== Records to use ==

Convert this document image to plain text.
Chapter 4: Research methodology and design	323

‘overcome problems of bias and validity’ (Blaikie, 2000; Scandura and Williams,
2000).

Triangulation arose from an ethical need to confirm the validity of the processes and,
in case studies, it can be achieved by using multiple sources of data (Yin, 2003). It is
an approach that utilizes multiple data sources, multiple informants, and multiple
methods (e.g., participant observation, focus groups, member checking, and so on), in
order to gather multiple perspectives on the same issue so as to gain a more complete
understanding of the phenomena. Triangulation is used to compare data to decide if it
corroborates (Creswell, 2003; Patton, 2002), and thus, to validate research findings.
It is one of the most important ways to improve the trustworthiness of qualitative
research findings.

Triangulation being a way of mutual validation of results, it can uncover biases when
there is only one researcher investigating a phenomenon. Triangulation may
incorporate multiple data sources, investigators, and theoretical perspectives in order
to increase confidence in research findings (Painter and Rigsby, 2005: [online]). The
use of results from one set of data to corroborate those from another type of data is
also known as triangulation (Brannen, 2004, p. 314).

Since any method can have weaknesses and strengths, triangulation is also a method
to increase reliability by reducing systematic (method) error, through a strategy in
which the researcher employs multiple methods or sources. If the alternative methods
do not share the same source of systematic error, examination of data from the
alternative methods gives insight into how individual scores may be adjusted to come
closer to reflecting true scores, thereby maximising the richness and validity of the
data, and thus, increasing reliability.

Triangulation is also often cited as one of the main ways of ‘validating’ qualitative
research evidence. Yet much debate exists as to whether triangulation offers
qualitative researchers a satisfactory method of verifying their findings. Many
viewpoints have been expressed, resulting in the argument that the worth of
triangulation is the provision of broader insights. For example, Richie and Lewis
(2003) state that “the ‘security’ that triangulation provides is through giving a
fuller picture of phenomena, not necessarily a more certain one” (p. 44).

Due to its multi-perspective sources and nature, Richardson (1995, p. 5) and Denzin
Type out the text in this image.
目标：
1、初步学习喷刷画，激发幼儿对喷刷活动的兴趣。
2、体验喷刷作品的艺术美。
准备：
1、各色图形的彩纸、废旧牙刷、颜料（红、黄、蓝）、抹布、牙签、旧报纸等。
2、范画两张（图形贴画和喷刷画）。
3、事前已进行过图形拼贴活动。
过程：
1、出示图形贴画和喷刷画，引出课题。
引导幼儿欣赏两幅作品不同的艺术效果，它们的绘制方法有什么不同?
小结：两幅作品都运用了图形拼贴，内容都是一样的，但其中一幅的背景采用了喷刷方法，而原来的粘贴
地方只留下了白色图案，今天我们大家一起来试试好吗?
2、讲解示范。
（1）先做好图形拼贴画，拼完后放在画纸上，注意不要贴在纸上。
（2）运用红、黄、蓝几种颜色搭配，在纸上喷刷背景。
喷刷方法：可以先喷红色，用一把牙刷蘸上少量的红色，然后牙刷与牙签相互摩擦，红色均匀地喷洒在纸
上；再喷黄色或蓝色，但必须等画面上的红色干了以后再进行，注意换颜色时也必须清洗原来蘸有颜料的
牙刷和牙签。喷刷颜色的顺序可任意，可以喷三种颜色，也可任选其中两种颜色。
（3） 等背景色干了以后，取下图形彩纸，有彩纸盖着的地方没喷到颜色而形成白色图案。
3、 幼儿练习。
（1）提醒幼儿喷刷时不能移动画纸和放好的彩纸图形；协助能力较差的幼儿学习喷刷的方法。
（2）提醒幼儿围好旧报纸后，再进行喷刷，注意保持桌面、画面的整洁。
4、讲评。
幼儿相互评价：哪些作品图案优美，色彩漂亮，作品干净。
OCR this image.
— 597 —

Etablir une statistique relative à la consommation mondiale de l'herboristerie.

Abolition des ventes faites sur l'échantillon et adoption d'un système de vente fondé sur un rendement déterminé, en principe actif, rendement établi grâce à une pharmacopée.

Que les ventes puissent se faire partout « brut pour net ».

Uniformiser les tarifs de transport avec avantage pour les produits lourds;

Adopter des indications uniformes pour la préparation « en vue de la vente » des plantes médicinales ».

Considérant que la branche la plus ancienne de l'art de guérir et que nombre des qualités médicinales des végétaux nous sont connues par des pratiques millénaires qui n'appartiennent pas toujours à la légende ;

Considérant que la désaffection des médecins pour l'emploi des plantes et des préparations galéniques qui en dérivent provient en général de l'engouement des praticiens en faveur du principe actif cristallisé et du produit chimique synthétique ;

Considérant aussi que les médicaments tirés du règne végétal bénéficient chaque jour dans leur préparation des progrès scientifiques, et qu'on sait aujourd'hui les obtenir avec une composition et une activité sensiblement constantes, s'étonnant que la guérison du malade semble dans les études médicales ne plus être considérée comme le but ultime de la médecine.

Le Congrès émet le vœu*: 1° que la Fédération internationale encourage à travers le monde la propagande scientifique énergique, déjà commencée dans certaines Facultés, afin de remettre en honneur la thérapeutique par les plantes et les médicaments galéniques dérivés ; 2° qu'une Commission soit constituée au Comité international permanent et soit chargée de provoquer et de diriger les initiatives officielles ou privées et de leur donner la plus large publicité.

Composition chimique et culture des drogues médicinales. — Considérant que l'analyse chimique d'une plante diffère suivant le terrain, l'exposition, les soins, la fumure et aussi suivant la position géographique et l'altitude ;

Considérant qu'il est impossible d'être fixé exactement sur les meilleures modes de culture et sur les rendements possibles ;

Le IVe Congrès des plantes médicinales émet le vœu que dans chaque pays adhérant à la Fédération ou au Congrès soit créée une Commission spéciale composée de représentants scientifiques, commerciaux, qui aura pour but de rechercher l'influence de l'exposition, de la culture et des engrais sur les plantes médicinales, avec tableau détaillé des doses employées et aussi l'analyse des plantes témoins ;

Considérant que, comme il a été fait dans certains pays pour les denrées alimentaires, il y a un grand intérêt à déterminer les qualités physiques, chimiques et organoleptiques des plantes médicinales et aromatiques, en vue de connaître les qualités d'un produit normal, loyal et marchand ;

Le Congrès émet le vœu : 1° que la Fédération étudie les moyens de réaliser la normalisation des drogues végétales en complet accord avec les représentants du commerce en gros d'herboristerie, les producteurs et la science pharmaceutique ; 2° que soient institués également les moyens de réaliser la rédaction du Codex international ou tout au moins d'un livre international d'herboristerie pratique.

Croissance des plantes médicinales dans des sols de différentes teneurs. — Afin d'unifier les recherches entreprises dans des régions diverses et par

===

Quote all the records. Keep every word exact.

The result ▸
Convert this document image to plain text.
Chapter 4: Research methodology and design	323

‘overcome problems of bias and validity’ (Blaikie, 2000; Scandura and Williams,
2000).

Triangulation arose from an ethical need to confirm the validity of the processes and,
in case studies, it can be achieved by using multiple sources of data (Yin, 2003). It is
an approach that utilizes multiple data sources, multiple informants, and multiple
methods (e.g., participant observation, focus groups, member checking, and so on), in
order to gather multiple perspectives on the same issue so as to gain a more complete
understanding of the phenomena. Triangulation is used to compare data to decide if it
corroborates (Creswell, 2003; Patton, 2002), and thus, to validate research findings.
It is one of the most important ways to improve the trustworthiness of qualitative
research findings.

Triangulation being a way of mutual validation of results, it can uncover biases when
there is only one researcher investigating a phenomenon. Triangulation may
incorporate multiple data sources, investigators, and theoretical perspectives in order
to increase confidence in research findings (Painter and Rigsby, 2005: [online]). The
use of results from one set of data to corroborate those from another type of data is
also known as triangulation (Brannen, 2004, p. 314).

Since any method can have weaknesses and strengths, triangulation is also a method
to increase reliability by reducing systematic (method) error, through a strategy in
which the researcher employs multiple methods or sources. If the alternative methods
do not share the same source of systematic error, examination of data from the
alternative methods gives insight into how individual scores may be adjusted to come
closer to reflecting true scores, thereby maximising the richness and validity of the
data, and thus, increasing reliability.

Triangulation is also often cited as one of the main ways of ‘validating’ qualitative
research evidence. Yet much debate exists as to whether triangulation offers
qualitative researchers a satisfactory method of verifying their findings. Many
viewpoints have been expressed, resulting in the argument that the worth of
triangulation is the provision of broader insights. For example, Richie and Lewis
(2003) state that “the ‘security’ that triangulation provides is through giving a
fuller picture of phenomena, not necessarily a more certain one” (p. 44).

Due to its multi-perspective sources and nature, Richardson (1995, p. 5) and Denzin
Type out the text in this image.
目标：
1、初步学习喷刷画，激发幼儿对喷刷活动的兴趣。
2、体验喷刷作品的艺术美。
准备：
1、各色图形的彩纸、废旧牙刷、颜料（红、黄、蓝）、抹布、牙签、旧报纸等。
2、范画两张（图形贴画和喷刷画）。
3、事前已进行过图形拼贴活动。
过程：
1、出示图形贴画和喷刷画，引出课题。
引导幼儿欣赏两幅作品不同的艺术效果，它们的绘制方法有什么不同?
小结：两幅作品都运用了图形拼贴，内容都是一样的，但其中一幅的背景采用了喷刷方法，而原来的粘贴
地方只留下了白色图案，今天我们大家一起来试试好吗?
2、讲解示范。
（1）先做好图形拼贴画，拼完后放在画纸上，注意不要贴在纸上。
（2）运用红、黄、蓝几种颜色搭配，在纸上喷刷背景。
喷刷方法：可以先喷红色，用一把牙刷蘸上少量的红色，然后牙刷与牙签相互摩擦，红色均匀地喷洒在纸
上；再喷黄色或蓝色，但必须等画面上的红色干了以后再进行，注意换颜色时也必须清洗原来蘸有颜料的
牙刷和牙签。喷刷颜色的顺序可任意，可以喷三种颜色，也可任选其中两种颜色。
（3） 等背景色干了以后，取下图形彩纸，有彩纸盖着的地方没喷到颜色而形成白色图案。
3、 幼儿练习。
（1）提醒幼儿喷刷时不能移动画纸和放好的彩纸图形；协助能力较差的幼儿学习喷刷的方法。
（2）提醒幼儿围好旧报纸后，再进行喷刷，注意保持桌面、画面的整洁。
4、讲评。
幼儿相互评价：哪些作品图案优美，色彩漂亮，作品干净。
OCR this image.
— 597 —

Etablir une statistique relative à la consommation mondiale de l'herboristerie.

Abolition des ventes faites sur l'échantillon et adoption d'un système de vente fondé sur un rendement déterminé, en principe actif, rendement établi grâce à une pharmacopée.

Que les ventes puissent se faire partout « brut pour net ».

Uniformiser les tarifs de transport avec avantage pour les produits lourds;

Adopter des indications uniformes pour la préparation « en vue de la vente » des plantes médicinales ».

Considérant que la branche la plus ancienne de l'art de guérir et que nombre des qualités médicinales des végétaux nous sont connues par des pratiques millénaires qui n'appartiennent pas toujours à la légende ;

Considérant que la désaffection des médecins pour l'emploi des plantes et des préparations galéniques qui en dérivent provient en général de l'engouement des praticiens en faveur du principe actif cristallisé et du produit chimique synthétique ;

Considérant aussi que les médicaments tirés du règne végétal bénéficient chaque jour dans leur préparation des progrès scientifiques, et qu'on sait aujourd'hui les obtenir avec une composition et une activité sensiblement constantes, s'étonnant que la guérison du malade semble dans les études médicales ne plus être considérée comme le but ultime de la médecine.

Le Congrès émet le vœu*: 1° que la Fédération internationale encourage à travers le monde la propagande scientifique énergique, déjà commencée dans certaines Facultés, afin de remettre en honneur la thérapeutique par les plantes et les médicaments galéniques dérivés ; 2° qu'une Commission soit constituée au Comité international permanent et soit chargée de provoquer et de diriger les initiatives officielles ou privées et de leur donner la plus large publicité.

Composition chimique et culture des drogues médicinales. — Considérant que l'analyse chimique d'une plante diffère suivant le terrain, l'exposition, les soins, la fumure et aussi suivant la position géographique et l'altitude ;

Considérant qu'il est impossible d'être fixé exactement sur les meilleures modes de culture et sur les rendements possibles ;

Le IVe Congrès des plantes médicinales émet le vœu que dans chaque pays adhérant à la Fédération ou au Congrès soit créée une Commission spéciale composée de représentants scientifiques, commerciaux, qui aura pour but de rechercher l'influence de l'exposition, de la culture et des engrais sur les plantes médicinales, avec tableau détaillé des doses employées et aussi l'analyse des plantes témoins ;

Considérant que, comme il a été fait dans certains pays pour les denrées alimentaires, il y a un grand intérêt à déterminer les qualités physiques, chimiques et organoleptiques des plantes médicinales et aromatiques, en vue de connaître les qualités d'un produit normal, loyal et marchand ;

Le Congrès émet le vœu : 1° que la Fédération étudie les moyens de réaliser la normalisation des drogues végétales en complet accord avec les représentants du commerce en gros d'herboristerie, les producteurs et la science pharmaceutique ; 2° que soient institués également les moyens de réaliser la rédaction du Codex international ou tout au moins d'un livre international d'herboristerie pratique.

Croissance des plantes médicinales dans des sols de différentes teneurs. — Afin d'unifier les recherches entreprises dans des régions diverses et par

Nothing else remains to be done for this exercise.